──────── Metin alıntısı ────────

9 Ocak 2011 Pazar

ENGELLİ İŞÇİ SÜRGÜNDEN KURTULDU (MU?)

“Engelliye müjdeli haber” başlıklı yazımda engelli raporu alma konusunda getirilen kolaylıklardan söz etmiştim. Aynı yazının sonundada torba tasarı yada torba yasa olarak adlandırılan ve komisyonlarda görüşülen, başbakanın kurban bayramı arifesinde müjdelediği kamuya olan borçların kısmi affı konusunda engellilerinde yer almasının bir hak kaybına yol açacağını, bunun olmaması mücadelesini veren görme engelli milletvekili Lokman Ayva’nın ısrarı sonunda engelliler konusu başbakanın talimatıyla torbadan çıkarıldığını belirtmiştim. Şimdi engellilerin nasıl bir tehlike atlattığını Sabah Gazetesi yazarı Cemalettin Gürsoy’un köşe yazısından okuyalım.

*** ***

Özürlüye “sürgün” yasası

Hayata 3-0 mağlup başlayan yaklaşık 9 milyon engelli zor da olsa “türlü engel”leri aşıyor. Fakat “kafalardaki engel”i aşamıyor...
“Kırk akıllı” bile bu kafadakilerin çıkardığı engelleri aşamıyor. Özürlüler de aşamıyor... Son düzenleme bir örnek. Kamu borçlarının yeniden yapılandırılmasını öngören “torba tasarı” da engellinin aşamayacağı tuzaklarla dolu.
Maalesef tasarının kapsamı genişletilirken, nedense “özürlülere yönelik kazanılmış haklar budanıyor.” 4857 sayılı İş Yasası’nın 30’uncu Maddesi’nde yapılacak değişiklik Meclis Alt Komisyonu’nda görüşülüyor. Taşeronlaşmanın önünü iyice açan bu düzenleme, özürlü çalıştırmak istemeyen işverenin, çalışanını bir başka şirkete göndermesinin de yolunu açıyor. Böylece “ödünç işçi” adı altında özürlü “karın tokluğu”na çalıştırılacak.

──────── Sağlanan bilgiler ────────

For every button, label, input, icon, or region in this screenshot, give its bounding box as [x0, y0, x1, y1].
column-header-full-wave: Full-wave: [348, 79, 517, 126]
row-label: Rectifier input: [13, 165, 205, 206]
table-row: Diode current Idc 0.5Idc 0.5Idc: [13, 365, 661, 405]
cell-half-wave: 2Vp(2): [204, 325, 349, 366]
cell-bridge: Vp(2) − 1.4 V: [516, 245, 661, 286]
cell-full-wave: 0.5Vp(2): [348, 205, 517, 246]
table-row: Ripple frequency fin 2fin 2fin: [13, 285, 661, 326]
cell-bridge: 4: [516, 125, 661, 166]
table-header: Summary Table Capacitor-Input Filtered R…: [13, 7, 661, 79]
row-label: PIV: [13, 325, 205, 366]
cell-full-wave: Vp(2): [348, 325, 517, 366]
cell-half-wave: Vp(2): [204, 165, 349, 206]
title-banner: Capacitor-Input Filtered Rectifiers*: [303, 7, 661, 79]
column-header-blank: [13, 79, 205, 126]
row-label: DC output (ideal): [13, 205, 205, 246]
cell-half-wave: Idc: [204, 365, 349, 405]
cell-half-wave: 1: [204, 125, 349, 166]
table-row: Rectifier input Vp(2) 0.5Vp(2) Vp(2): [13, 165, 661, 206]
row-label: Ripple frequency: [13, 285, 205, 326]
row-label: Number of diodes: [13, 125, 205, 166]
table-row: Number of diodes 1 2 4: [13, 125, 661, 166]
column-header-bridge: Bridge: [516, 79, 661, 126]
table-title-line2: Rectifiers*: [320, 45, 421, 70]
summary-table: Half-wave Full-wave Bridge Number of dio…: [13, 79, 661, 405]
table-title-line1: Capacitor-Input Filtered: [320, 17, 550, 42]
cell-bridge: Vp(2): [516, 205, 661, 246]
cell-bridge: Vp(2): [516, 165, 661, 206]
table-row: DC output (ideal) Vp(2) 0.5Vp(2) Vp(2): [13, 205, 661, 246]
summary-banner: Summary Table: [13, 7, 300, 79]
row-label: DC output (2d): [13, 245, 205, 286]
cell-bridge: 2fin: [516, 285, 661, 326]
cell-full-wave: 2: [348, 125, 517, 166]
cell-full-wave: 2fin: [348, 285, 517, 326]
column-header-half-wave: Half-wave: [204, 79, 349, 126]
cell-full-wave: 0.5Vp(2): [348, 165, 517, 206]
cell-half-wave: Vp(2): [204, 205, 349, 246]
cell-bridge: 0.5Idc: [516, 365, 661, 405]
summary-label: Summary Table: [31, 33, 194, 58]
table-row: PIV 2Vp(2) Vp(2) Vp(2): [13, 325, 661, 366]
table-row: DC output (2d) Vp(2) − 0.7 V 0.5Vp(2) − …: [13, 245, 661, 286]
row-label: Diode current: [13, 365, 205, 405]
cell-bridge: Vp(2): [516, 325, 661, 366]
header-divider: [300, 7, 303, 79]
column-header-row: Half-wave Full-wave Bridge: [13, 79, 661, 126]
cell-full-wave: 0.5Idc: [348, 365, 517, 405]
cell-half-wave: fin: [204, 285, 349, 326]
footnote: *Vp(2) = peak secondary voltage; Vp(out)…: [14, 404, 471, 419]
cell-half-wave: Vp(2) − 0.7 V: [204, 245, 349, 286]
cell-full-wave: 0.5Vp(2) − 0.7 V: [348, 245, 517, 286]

────────

Görev talimatı:
Torba tasarının engelli işçilere etkisini ele alan yazıyı, son cümlesinden sonra gelecek şekilde sürdürün.

Aşağıdaki çıktı:
Çalışma ve Sosyal Güvenlik Bakanı Ömer Dinçer, “Bu tasarı özürlü istihdamının önünü açacak” diyor. Ancak, kazın ayağı öyle değil.
Çünkü 4857 sayılı yasanın 30’uncu maddesi ve 5378 sayılı Özürlüler Yasası hükümleri doğrultusunda 50 ve üzeri sayıda işçi çalıştıran işyerleri yüzde 3, kamuda ise yüzde 4 özürlü çalıştırmak zorunda. Bu hükümlere rağmen özel kurumlar özürlü çalıştırmaya pek yanaşmıyor. Devlet de bilinçli olarak özürlü kadrolarını boş bırakıyor. Bunun tek nedeni günü kurtarma anlayışı ile çıkartılan yasalar. Ayrıca, özürlüler üzerinde 7 bakanlığın 7 farklı uygulaması da eklenince özürlü istihdamında açık, bir türlü kapatılamadı. Yıllardır zar zor iş bulabilen özürlü “yeni düzenleme” ile çalışma hayatının dışına itilecek.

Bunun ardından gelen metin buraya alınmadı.